[Figure data in JSON]
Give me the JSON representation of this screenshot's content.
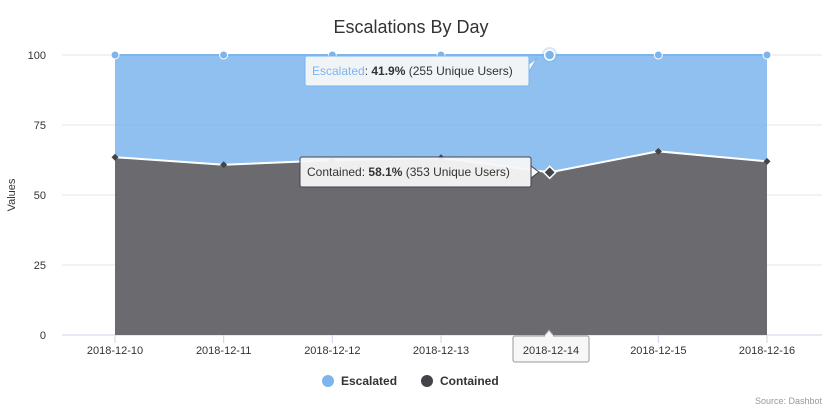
{
  "chart_data": {
    "type": "area",
    "stacking": "percent",
    "title": "Escalations By Day",
    "ylabel": "Values",
    "ylim": [
      0,
      100
    ],
    "yticks": [
      0,
      25,
      50,
      75,
      100
    ],
    "categories": [
      "2018-12-10",
      "2018-12-11",
      "2018-12-12",
      "2018-12-13",
      "2018-12-14",
      "2018-12-15",
      "2018-12-16"
    ],
    "series": [
      {
        "name": "Escalated",
        "color": "#7cb5ec",
        "values": [
          36.5,
          39.2,
          37.6,
          36.7,
          41.9,
          34.4,
          38.0
        ]
      },
      {
        "name": "Contained",
        "color": "#434348",
        "values": [
          63.5,
          60.8,
          62.4,
          63.3,
          58.1,
          65.6,
          62.0
        ]
      }
    ],
    "grid": true,
    "legend": "bottom-center",
    "credits": "Source: Dashbot",
    "tooltip": {
      "category": "2018-12-14",
      "escalated": {
        "label": "Escalated",
        "value": "41.9%",
        "users": "(255 Unique Users)"
      },
      "contained": {
        "label": "Contained",
        "value": "58.1%",
        "users": "(353 Unique Users)"
      }
    }
  }
}
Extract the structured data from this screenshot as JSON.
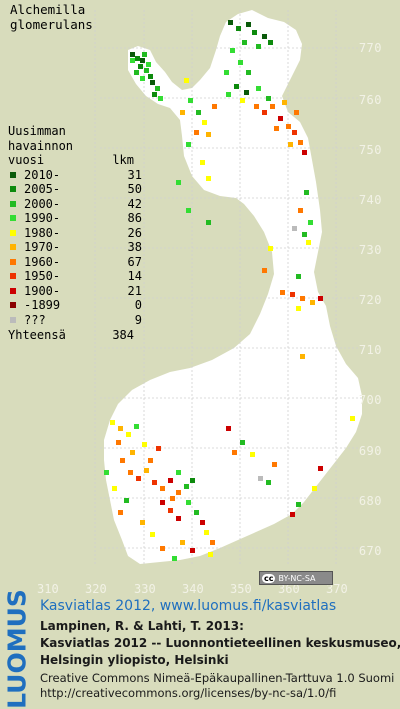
{
  "title": {
    "line1": "Alchemilla",
    "line2": "glomerulans"
  },
  "legend": {
    "header": [
      "Uusimman",
      "havainnon",
      "vuosi"
    ],
    "count_header": "lkm",
    "entries": [
      {
        "label": "2010-",
        "count": "31",
        "color": "#0a5a0a"
      },
      {
        "label": "2005-",
        "count": "50",
        "color": "#0d8a0d"
      },
      {
        "label": "2000-",
        "count": "42",
        "color": "#22bb22"
      },
      {
        "label": "1990-",
        "count": "86",
        "color": "#33dd33"
      },
      {
        "label": "1980-",
        "count": "26",
        "color": "#ffff00"
      },
      {
        "label": "1970-",
        "count": "38",
        "color": "#ffb400"
      },
      {
        "label": "1960-",
        "count": "67",
        "color": "#ff7800"
      },
      {
        "label": "1950-",
        "count": "14",
        "color": "#ee3300"
      },
      {
        "label": "1900-",
        "count": "21",
        "color": "#cc0000"
      },
      {
        "label": "-1899",
        "count": "0",
        "color": "#8a0000"
      },
      {
        "label": "???",
        "count": "9",
        "color": "#bbbbbb"
      }
    ],
    "total_label": "Yhteensä",
    "total_count": "384"
  },
  "axis": {
    "y_ticks": [
      "770",
      "760",
      "750",
      "740",
      "730",
      "720",
      "710",
      "700",
      "690",
      "680",
      "670"
    ],
    "x_ticks": [
      "310",
      "320",
      "330",
      "340",
      "350",
      "360",
      "370"
    ]
  },
  "cc_badge": "BY-NC-SA",
  "cc_mark": "cc",
  "logo": "LUOMUS",
  "site_line": "Kasviatlas 2012, www.luomus.fi/kasviatlas",
  "citation": [
    "Lampinen, R. & Lahti, T. 2013:",
    "Kasviatlas 2012 -- Luonnontieteellinen keskusmuseo,",
    "Helsingin yliopisto, Helsinki"
  ],
  "license": [
    "Creative Commons Nimeä-Epäkaupallinen-Tarttuva 1.0 Suomi",
    "http://creativecommons.org/licenses/by-nc-sa/1.0/fi"
  ],
  "colors": {
    "background": "#d8dcbc",
    "land": "#ffffff",
    "grid": "#d6d6d6",
    "accent": "#1f6fbf"
  }
}
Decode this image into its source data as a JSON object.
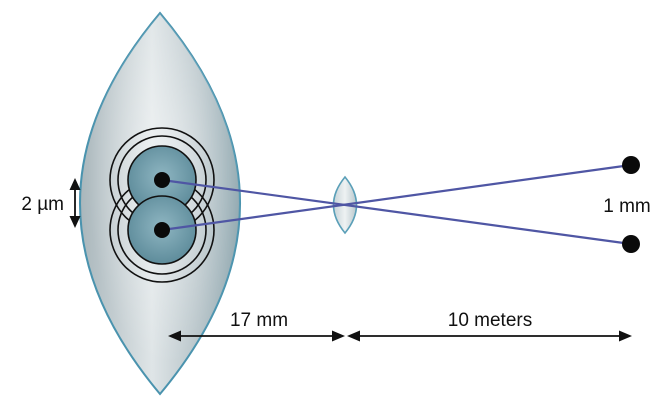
{
  "labels": {
    "receptor_spacing": "2 µm",
    "object_separation": "1 mm",
    "lens_to_retina": "17 mm",
    "object_distance": "10 meters"
  },
  "colors": {
    "ray": "#4f56a4",
    "eye_outline": "#4a93ae",
    "lens_outline": "#5a9fb8",
    "receptor_fill": "#6f9dac",
    "ring_stroke": "#111111",
    "dot": "#0a0a0a"
  }
}
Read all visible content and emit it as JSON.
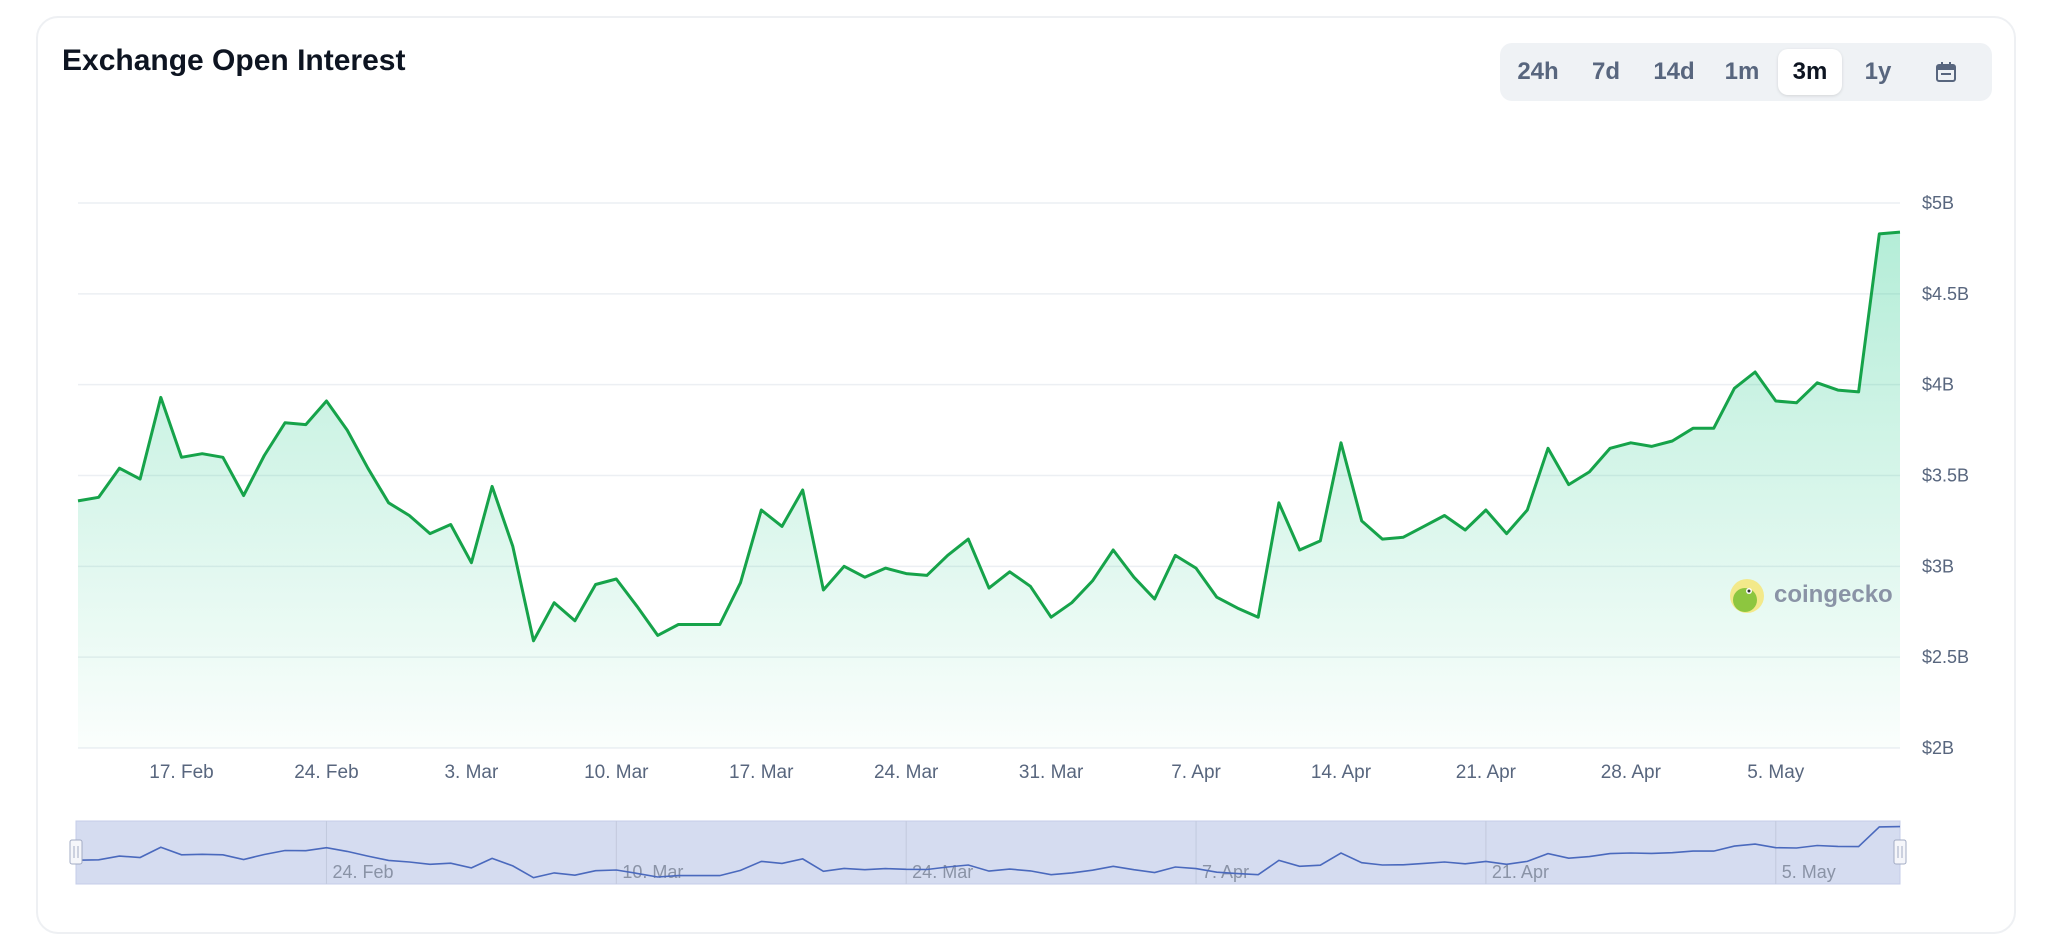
{
  "header": {
    "title": "Exchange Open Interest"
  },
  "range_selector": {
    "options": [
      "24h",
      "7d",
      "14d",
      "1m",
      "3m",
      "1y"
    ],
    "selected": "3m",
    "calendar_icon": "calendar-icon"
  },
  "watermark": {
    "text": "coingecko",
    "icon": "gecko-logo-icon"
  },
  "colors": {
    "line": "#16a34a",
    "fill": "#16c784",
    "navigator_fill": "#d5dcf0",
    "navigator_line": "#4a69bd"
  },
  "chart_data": {
    "type": "area",
    "title": "Exchange Open Interest",
    "y_unit": "USD",
    "ylim": [
      2000000000,
      5000000000
    ],
    "y_ticks": [
      {
        "value": 2000000000,
        "label": "$2B"
      },
      {
        "value": 2500000000,
        "label": "$2.5B"
      },
      {
        "value": 3000000000,
        "label": "$3B"
      },
      {
        "value": 3500000000,
        "label": "$3.5B"
      },
      {
        "value": 4000000000,
        "label": "$4B"
      },
      {
        "value": 4500000000,
        "label": "$4.5B"
      },
      {
        "value": 5000000000,
        "label": "$5B"
      }
    ],
    "x_ticks": [
      {
        "date": "2025-02-17",
        "label": "17. Feb"
      },
      {
        "date": "2025-02-24",
        "label": "24. Feb"
      },
      {
        "date": "2025-03-03",
        "label": "3. Mar"
      },
      {
        "date": "2025-03-10",
        "label": "10. Mar"
      },
      {
        "date": "2025-03-17",
        "label": "17. Mar"
      },
      {
        "date": "2025-03-24",
        "label": "24. Mar"
      },
      {
        "date": "2025-03-31",
        "label": "31. Mar"
      },
      {
        "date": "2025-04-07",
        "label": "7. Apr"
      },
      {
        "date": "2025-04-14",
        "label": "14. Apr"
      },
      {
        "date": "2025-04-21",
        "label": "21. Apr"
      },
      {
        "date": "2025-04-28",
        "label": "28. Apr"
      },
      {
        "date": "2025-05-05",
        "label": "5. May"
      }
    ],
    "navigator_ticks": [
      {
        "date": "2025-02-24",
        "label": "24. Feb"
      },
      {
        "date": "2025-03-10",
        "label": "10. Mar"
      },
      {
        "date": "2025-03-24",
        "label": "24. Mar"
      },
      {
        "date": "2025-04-07",
        "label": "7. Apr"
      },
      {
        "date": "2025-04-21",
        "label": "21. Apr"
      },
      {
        "date": "2025-05-05",
        "label": "5. May"
      }
    ],
    "grid": true,
    "legend": "none",
    "series": [
      {
        "x": [
          "2025-02-12",
          "2025-02-13",
          "2025-02-14",
          "2025-02-15",
          "2025-02-16",
          "2025-02-17",
          "2025-02-18",
          "2025-02-19",
          "2025-02-20",
          "2025-02-21",
          "2025-02-22",
          "2025-02-23",
          "2025-02-24",
          "2025-02-25",
          "2025-02-26",
          "2025-02-27",
          "2025-02-28",
          "2025-03-01",
          "2025-03-02",
          "2025-03-03",
          "2025-03-04",
          "2025-03-05",
          "2025-03-06",
          "2025-03-07",
          "2025-03-08",
          "2025-03-09",
          "2025-03-10",
          "2025-03-11",
          "2025-03-12",
          "2025-03-13",
          "2025-03-14",
          "2025-03-15",
          "2025-03-16",
          "2025-03-17",
          "2025-03-18",
          "2025-03-19",
          "2025-03-20",
          "2025-03-21",
          "2025-03-22",
          "2025-03-23",
          "2025-03-24",
          "2025-03-25",
          "2025-03-26",
          "2025-03-27",
          "2025-03-28",
          "2025-03-29",
          "2025-03-30",
          "2025-03-31",
          "2025-04-01",
          "2025-04-02",
          "2025-04-03",
          "2025-04-04",
          "2025-04-05",
          "2025-04-06",
          "2025-04-07",
          "2025-04-08",
          "2025-04-09",
          "2025-04-10",
          "2025-04-11",
          "2025-04-12",
          "2025-04-13",
          "2025-04-14",
          "2025-04-15",
          "2025-04-16",
          "2025-04-17",
          "2025-04-18",
          "2025-04-19",
          "2025-04-20",
          "2025-04-21",
          "2025-04-22",
          "2025-04-23",
          "2025-04-24",
          "2025-04-25",
          "2025-04-26",
          "2025-04-27",
          "2025-04-28",
          "2025-04-29",
          "2025-04-30",
          "2025-05-01",
          "2025-05-02",
          "2025-05-03",
          "2025-05-04",
          "2025-05-05",
          "2025-05-06",
          "2025-05-07",
          "2025-05-08",
          "2025-05-09"
        ],
        "y": [
          3360000000.0,
          3380000000.0,
          3540000000.0,
          3480000000.0,
          3930000000.0,
          3600000000.0,
          3620000000.0,
          3600000000.0,
          3390000000.0,
          3610000000.0,
          3790000000.0,
          3780000000.0,
          3910000000.0,
          3750000000.0,
          3540000000.0,
          3350000000.0,
          3280000000.0,
          3180000000.0,
          3230000000.0,
          3020000000.0,
          3440000000.0,
          3110000000.0,
          2590000000.0,
          2800000000.0,
          2700000000.0,
          2900000000.0,
          2930000000.0,
          2780000000.0,
          2620000000.0,
          2680000000.0,
          2680000000.0,
          2680000000.0,
          2910000000.0,
          3310000000.0,
          3220000000.0,
          3420000000.0,
          2870000000.0,
          3000000000.0,
          2940000000.0,
          2990000000.0,
          2960000000.0,
          2950000000.0,
          3060000000.0,
          3150000000.0,
          2880000000.0,
          2970000000.0,
          2890000000.0,
          2720000000.0,
          2800000000.0,
          2920000000.0,
          3090000000.0,
          2940000000.0,
          2820000000.0,
          3060000000.0,
          2990000000.0,
          2830000000.0,
          2770000000.0,
          2720000000.0,
          3350000000.0,
          3090000000.0,
          3140000000.0,
          3680000000.0,
          3250000000.0,
          3150000000.0,
          3160000000.0,
          3220000000.0,
          3280000000.0,
          3200000000.0,
          3310000000.0,
          3180000000.0,
          3310000000.0,
          3650000000.0,
          3450000000.0,
          3520000000.0,
          3650000000.0,
          3680000000.0,
          3660000000.0,
          3690000000.0,
          3760000000.0,
          3760000000.0,
          3980000000.0,
          4070000000.0,
          3910000000.0,
          3900000000.0,
          4010000000.0,
          3970000000.0,
          3960000000.0
        ]
      }
    ],
    "last_points_x": [
      "2025-05-10",
      "2025-05-11"
    ],
    "last_points_y": [
      4830000000.0,
      4840000000.0
    ]
  }
}
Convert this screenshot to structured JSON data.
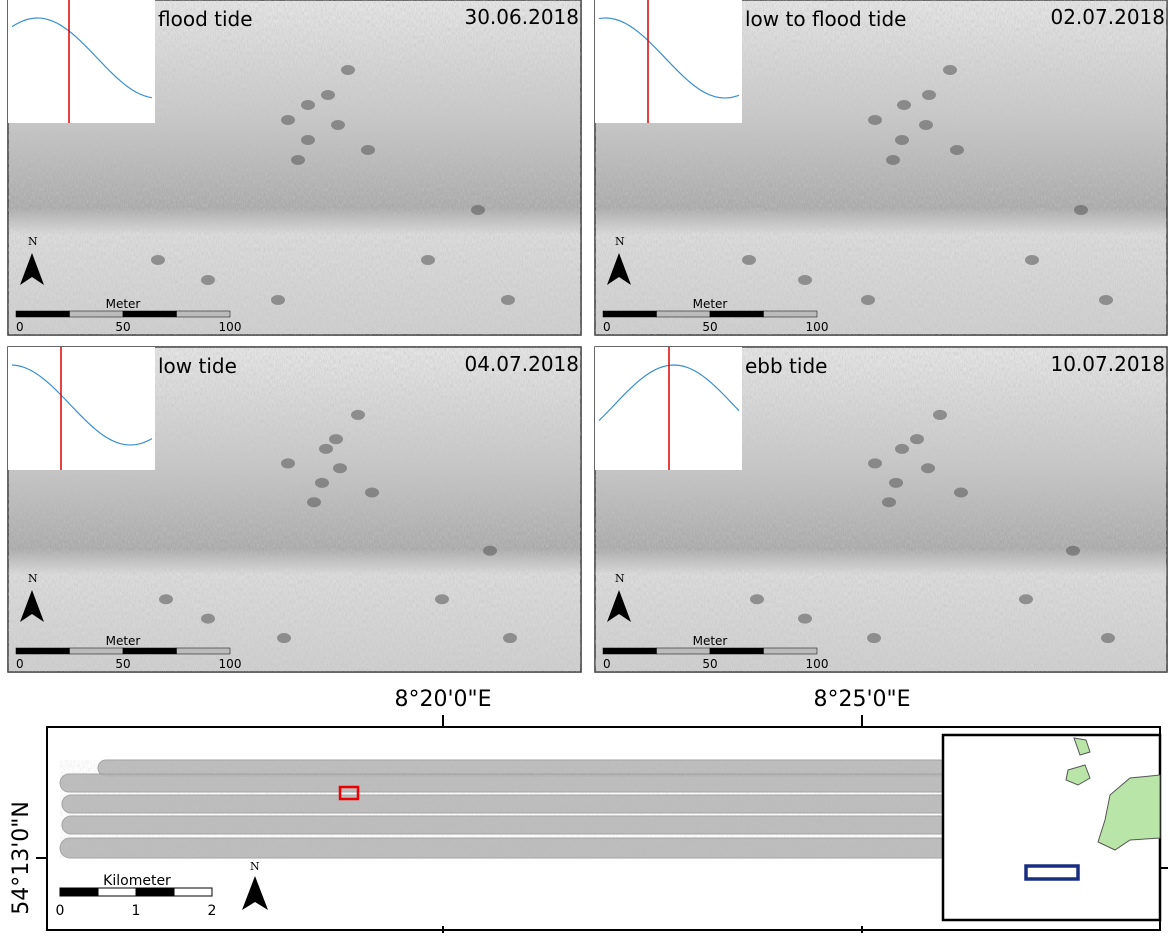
{
  "panels": [
    {
      "phase": "flood tide",
      "date": "30.06.2018",
      "north": "N",
      "scale_label": "Meter",
      "scale_ticks": [
        0,
        50,
        100
      ]
    },
    {
      "phase": "low to flood tide",
      "date": "02.07.2018",
      "north": "N",
      "scale_label": "Meter",
      "scale_ticks": [
        0,
        50,
        100
      ]
    },
    {
      "phase": "low tide",
      "date": "04.07.2018",
      "north": "N",
      "scale_label": "Meter",
      "scale_ticks": [
        0,
        50,
        100
      ]
    },
    {
      "phase": "ebb tide",
      "date": "10.07.2018",
      "north": "N",
      "scale_label": "Meter",
      "scale_ticks": [
        0,
        50,
        100
      ]
    }
  ],
  "overview": {
    "lon_labels": [
      "8°20'0\"E",
      "8°25'0\"E"
    ],
    "lat_label": "54°13'0\"N",
    "scale_label": "Kilometer",
    "scale_ticks": [
      0,
      1,
      2
    ],
    "north": "N"
  }
}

▸ WORK INSTRUCTIONS
Leave out all pictures and extract exactly the lines from the line with "Convert this screenshot" through the end of the material.

▸ EXERCISE ANSWER
Convert this screenshot to structured JSON data.
{
  "panels": [
    {
      "phase": "flood tide",
      "date": "30.06.2018",
      "north": "N",
      "scale_label": "Meter",
      "scale_ticks": [
        0,
        50,
        100
      ]
    },
    {
      "phase": "low to flood tide",
      "date": "02.07.2018",
      "north": "N",
      "scale_label": "Meter",
      "scale_ticks": [
        0,
        50,
        100
      ]
    },
    {
      "phase": "low tide",
      "date": "04.07.2018",
      "north": "N",
      "scale_label": "Meter",
      "scale_ticks": [
        0,
        50,
        100
      ]
    },
    {
      "phase": "ebb tide",
      "date": "10.07.2018",
      "north": "N",
      "scale_label": "Meter",
      "scale_ticks": [
        0,
        50,
        100
      ]
    }
  ],
  "overview": {
    "lon_labels": [
      "8°20'0\"E",
      "8°25'0\"E"
    ],
    "lat_label": "54°13'0\"N",
    "scale_label": "Kilometer",
    "scale_ticks": [
      0,
      1,
      2
    ],
    "north": "N"
  }
}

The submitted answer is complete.